> _Given data_
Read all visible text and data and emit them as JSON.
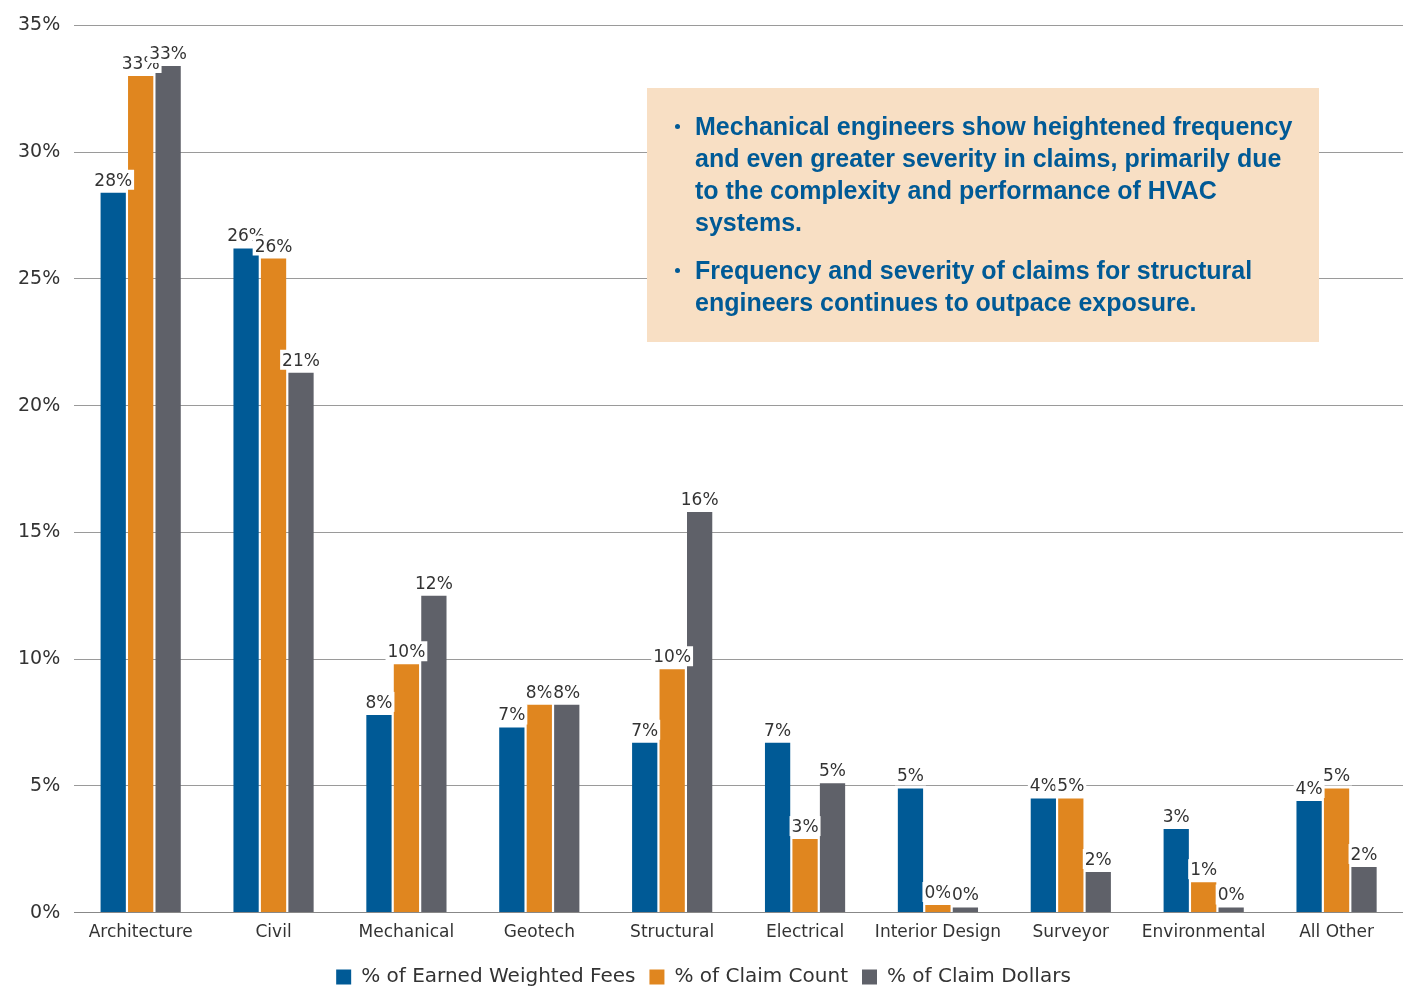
{
  "chart_data": {
    "type": "bar",
    "categories": [
      "Architecture",
      "Civil",
      "Mechanical",
      "Geotech",
      "Structural",
      "Electrical",
      "Interior Design",
      "Surveyor",
      "Environmental",
      "All Other"
    ],
    "series": [
      {
        "name": "% of Earned Weighted Fees",
        "color": "#005a96",
        "values": [
          28.4,
          26.2,
          7.8,
          7.3,
          6.7,
          6.7,
          4.9,
          4.5,
          3.3,
          4.4
        ],
        "value_labels": [
          "28%",
          "26%",
          "8%",
          "7%",
          "7%",
          "7%",
          "5%",
          "4%",
          "3%",
          "4%"
        ]
      },
      {
        "name": "% of Claim Count",
        "color": "#e0861f",
        "values": [
          33.0,
          25.8,
          9.8,
          8.2,
          9.6,
          2.9,
          0.3,
          4.5,
          1.2,
          4.9
        ],
        "value_labels": [
          "33%",
          "26%",
          "10%",
          "8%",
          "10%",
          "3%",
          "0%",
          "5%",
          "1%",
          "5%"
        ]
      },
      {
        "name": "% of Claim Dollars",
        "color": "#5f6169",
        "values": [
          33.4,
          21.3,
          12.5,
          8.2,
          15.8,
          5.1,
          0.2,
          1.6,
          0.2,
          1.8
        ],
        "value_labels": [
          "33%",
          "21%",
          "12%",
          "8%",
          "16%",
          "5%",
          "0%",
          "2%",
          "0%",
          "2%"
        ]
      }
    ],
    "ylim": [
      0,
      35
    ],
    "yticks": [
      {
        "value": 0,
        "label": "0%"
      },
      {
        "value": 5,
        "label": "5%"
      },
      {
        "value": 10,
        "label": "10%"
      },
      {
        "value": 15,
        "label": "15%"
      },
      {
        "value": 20,
        "label": "20%"
      },
      {
        "value": 25,
        "label": "25%"
      },
      {
        "value": 30,
        "label": "30%"
      },
      {
        "value": 35,
        "label": "35%"
      }
    ],
    "grid": "y",
    "legend": "bottom",
    "annotations": [
      "Mechanical engineers show heightened frequency and even greater severity in claims, primarily due to the complexity and performance of HVAC systems.",
      "Frequency and severity of claims for structural engineers continues to outpace exposure."
    ]
  }
}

> _Written instruction_
Write out every record above exactly as it stands, but leave out the pictures.

> _Completed task_
Read all visible text and data and emit them as JSON.
{
  "chart_data": {
    "type": "bar",
    "categories": [
      "Architecture",
      "Civil",
      "Mechanical",
      "Geotech",
      "Structural",
      "Electrical",
      "Interior Design",
      "Surveyor",
      "Environmental",
      "All Other"
    ],
    "series": [
      {
        "name": "% of Earned Weighted Fees",
        "color": "#005a96",
        "values": [
          28.4,
          26.2,
          7.8,
          7.3,
          6.7,
          6.7,
          4.9,
          4.5,
          3.3,
          4.4
        ],
        "value_labels": [
          "28%",
          "26%",
          "8%",
          "7%",
          "7%",
          "7%",
          "5%",
          "4%",
          "3%",
          "4%"
        ]
      },
      {
        "name": "% of Claim Count",
        "color": "#e0861f",
        "values": [
          33.0,
          25.8,
          9.8,
          8.2,
          9.6,
          2.9,
          0.3,
          4.5,
          1.2,
          4.9
        ],
        "value_labels": [
          "33%",
          "26%",
          "10%",
          "8%",
          "10%",
          "3%",
          "0%",
          "5%",
          "1%",
          "5%"
        ]
      },
      {
        "name": "% of Claim Dollars",
        "color": "#5f6169",
        "values": [
          33.4,
          21.3,
          12.5,
          8.2,
          15.8,
          5.1,
          0.2,
          1.6,
          0.2,
          1.8
        ],
        "value_labels": [
          "33%",
          "21%",
          "12%",
          "8%",
          "16%",
          "5%",
          "0%",
          "2%",
          "0%",
          "2%"
        ]
      }
    ],
    "ylim": [
      0,
      35
    ],
    "yticks": [
      {
        "value": 0,
        "label": "0%"
      },
      {
        "value": 5,
        "label": "5%"
      },
      {
        "value": 10,
        "label": "10%"
      },
      {
        "value": 15,
        "label": "15%"
      },
      {
        "value": 20,
        "label": "20%"
      },
      {
        "value": 25,
        "label": "25%"
      },
      {
        "value": 30,
        "label": "30%"
      },
      {
        "value": 35,
        "label": "35%"
      }
    ],
    "grid": "y",
    "legend": "bottom",
    "annotations": [
      "Mechanical engineers show heightened frequency and even greater severity in claims, primarily due to the complexity and performance of HVAC systems.",
      "Frequency and severity of claims for structural engineers continues to outpace exposure."
    ]
  }
}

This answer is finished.